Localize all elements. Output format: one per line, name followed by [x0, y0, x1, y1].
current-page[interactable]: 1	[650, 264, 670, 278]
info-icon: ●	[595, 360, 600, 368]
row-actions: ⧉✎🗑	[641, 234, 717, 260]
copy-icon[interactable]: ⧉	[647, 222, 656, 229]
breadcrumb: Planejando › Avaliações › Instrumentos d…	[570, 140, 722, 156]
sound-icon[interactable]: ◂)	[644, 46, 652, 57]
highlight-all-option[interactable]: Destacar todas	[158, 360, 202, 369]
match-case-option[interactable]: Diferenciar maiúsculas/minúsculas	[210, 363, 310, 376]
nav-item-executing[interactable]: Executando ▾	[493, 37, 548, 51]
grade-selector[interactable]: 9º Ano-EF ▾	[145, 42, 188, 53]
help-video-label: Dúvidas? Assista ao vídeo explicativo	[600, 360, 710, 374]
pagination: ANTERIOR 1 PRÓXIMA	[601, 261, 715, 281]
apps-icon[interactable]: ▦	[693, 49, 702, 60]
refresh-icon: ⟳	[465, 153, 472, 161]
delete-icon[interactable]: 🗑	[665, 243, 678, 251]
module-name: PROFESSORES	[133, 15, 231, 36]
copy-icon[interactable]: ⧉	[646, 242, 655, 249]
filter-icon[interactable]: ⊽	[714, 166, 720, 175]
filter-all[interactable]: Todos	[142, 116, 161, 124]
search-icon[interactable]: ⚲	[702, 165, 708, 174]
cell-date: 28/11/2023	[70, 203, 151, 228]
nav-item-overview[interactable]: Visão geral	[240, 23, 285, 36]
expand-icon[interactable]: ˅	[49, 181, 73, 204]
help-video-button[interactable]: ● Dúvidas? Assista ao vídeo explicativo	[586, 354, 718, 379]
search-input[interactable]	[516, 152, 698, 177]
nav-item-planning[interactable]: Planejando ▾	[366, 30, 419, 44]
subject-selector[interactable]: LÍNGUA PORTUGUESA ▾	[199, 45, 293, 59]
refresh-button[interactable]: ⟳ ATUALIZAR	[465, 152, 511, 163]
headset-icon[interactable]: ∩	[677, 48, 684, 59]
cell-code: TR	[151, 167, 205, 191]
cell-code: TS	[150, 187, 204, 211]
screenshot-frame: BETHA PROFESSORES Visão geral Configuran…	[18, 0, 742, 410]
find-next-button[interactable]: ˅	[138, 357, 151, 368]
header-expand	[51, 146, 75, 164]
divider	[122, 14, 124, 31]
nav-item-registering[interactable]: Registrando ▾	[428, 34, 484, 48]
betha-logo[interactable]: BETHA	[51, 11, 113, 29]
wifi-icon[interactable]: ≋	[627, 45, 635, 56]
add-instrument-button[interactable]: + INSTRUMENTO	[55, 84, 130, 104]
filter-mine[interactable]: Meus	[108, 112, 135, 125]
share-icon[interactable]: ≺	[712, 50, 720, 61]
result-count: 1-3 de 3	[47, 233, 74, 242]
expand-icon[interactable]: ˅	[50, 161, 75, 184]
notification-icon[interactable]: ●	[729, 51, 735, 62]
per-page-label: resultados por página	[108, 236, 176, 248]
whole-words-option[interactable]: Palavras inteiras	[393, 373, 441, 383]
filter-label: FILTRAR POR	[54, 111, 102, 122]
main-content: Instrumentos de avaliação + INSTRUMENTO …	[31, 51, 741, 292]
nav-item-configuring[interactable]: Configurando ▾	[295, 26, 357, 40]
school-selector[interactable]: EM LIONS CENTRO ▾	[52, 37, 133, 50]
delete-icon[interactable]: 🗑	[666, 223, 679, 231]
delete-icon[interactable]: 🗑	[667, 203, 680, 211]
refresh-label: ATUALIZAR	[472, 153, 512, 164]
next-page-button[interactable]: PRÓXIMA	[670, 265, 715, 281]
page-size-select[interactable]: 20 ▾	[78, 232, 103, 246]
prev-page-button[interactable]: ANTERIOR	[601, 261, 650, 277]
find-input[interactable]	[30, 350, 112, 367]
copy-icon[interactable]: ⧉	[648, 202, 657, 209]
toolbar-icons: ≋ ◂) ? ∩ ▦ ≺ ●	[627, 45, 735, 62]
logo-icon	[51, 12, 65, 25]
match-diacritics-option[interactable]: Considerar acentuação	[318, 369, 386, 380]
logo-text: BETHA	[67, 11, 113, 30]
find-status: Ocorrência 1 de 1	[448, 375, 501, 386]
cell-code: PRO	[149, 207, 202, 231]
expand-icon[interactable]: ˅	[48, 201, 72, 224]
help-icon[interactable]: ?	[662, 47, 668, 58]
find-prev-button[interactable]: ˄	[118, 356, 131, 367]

OBJECTIVE
Rewrite the stretch from the first of the lines above through the line that contains "30, 419, 44]" as a numbered list, omitting any blank lines.

ANSWER IN FULL
1. Localize all elements. Output format: one per line, name followed by [x0, y0, x1, y1].
2. current-page[interactable]: 1	[650, 264, 670, 278]
3. info-icon: ●	[595, 360, 600, 368]
4. row-actions: ⧉✎🗑	[641, 234, 717, 260]
5. copy-icon[interactable]: ⧉	[647, 222, 656, 229]
6. breadcrumb: Planejando › Avaliações › Instrumentos d…	[570, 140, 722, 156]
7. sound-icon[interactable]: ◂)	[644, 46, 652, 57]
8. highlight-all-option[interactable]: Destacar todas	[158, 360, 202, 369]
9. match-case-option[interactable]: Diferenciar maiúsculas/minúsculas	[210, 363, 310, 376]
10. nav-item-executing[interactable]: Executando ▾	[493, 37, 548, 51]
11. grade-selector[interactable]: 9º Ano-EF ▾	[145, 42, 188, 53]
12. help-video-label: Dúvidas? Assista ao vídeo explicativo	[600, 360, 710, 374]
13. pagination: ANTERIOR 1 PRÓXIMA	[601, 261, 715, 281]
14. apps-icon[interactable]: ▦	[693, 49, 702, 60]
15. refresh-icon: ⟳	[465, 153, 472, 161]
16. delete-icon[interactable]: 🗑	[665, 243, 678, 251]
17. module-name: PROFESSORES	[133, 15, 231, 36]
18. copy-icon[interactable]: ⧉	[646, 242, 655, 249]
19. filter-icon[interactable]: ⊽	[714, 166, 720, 175]
20. filter-all[interactable]: Todos	[142, 116, 161, 124]
21. search-icon[interactable]: ⚲	[702, 165, 708, 174]
22. cell-date: 28/11/2023	[70, 203, 151, 228]
23. nav-item-overview[interactable]: Visão geral	[240, 23, 285, 36]
24. expand-icon[interactable]: ˅	[49, 181, 73, 204]
25. help-video-button[interactable]: ● Dúvidas? Assista ao vídeo explicativo	[586, 354, 718, 379]
26. search-input[interactable]	[516, 152, 698, 177]
27. nav-item-planning[interactable]: Planejando ▾	[366, 30, 419, 44]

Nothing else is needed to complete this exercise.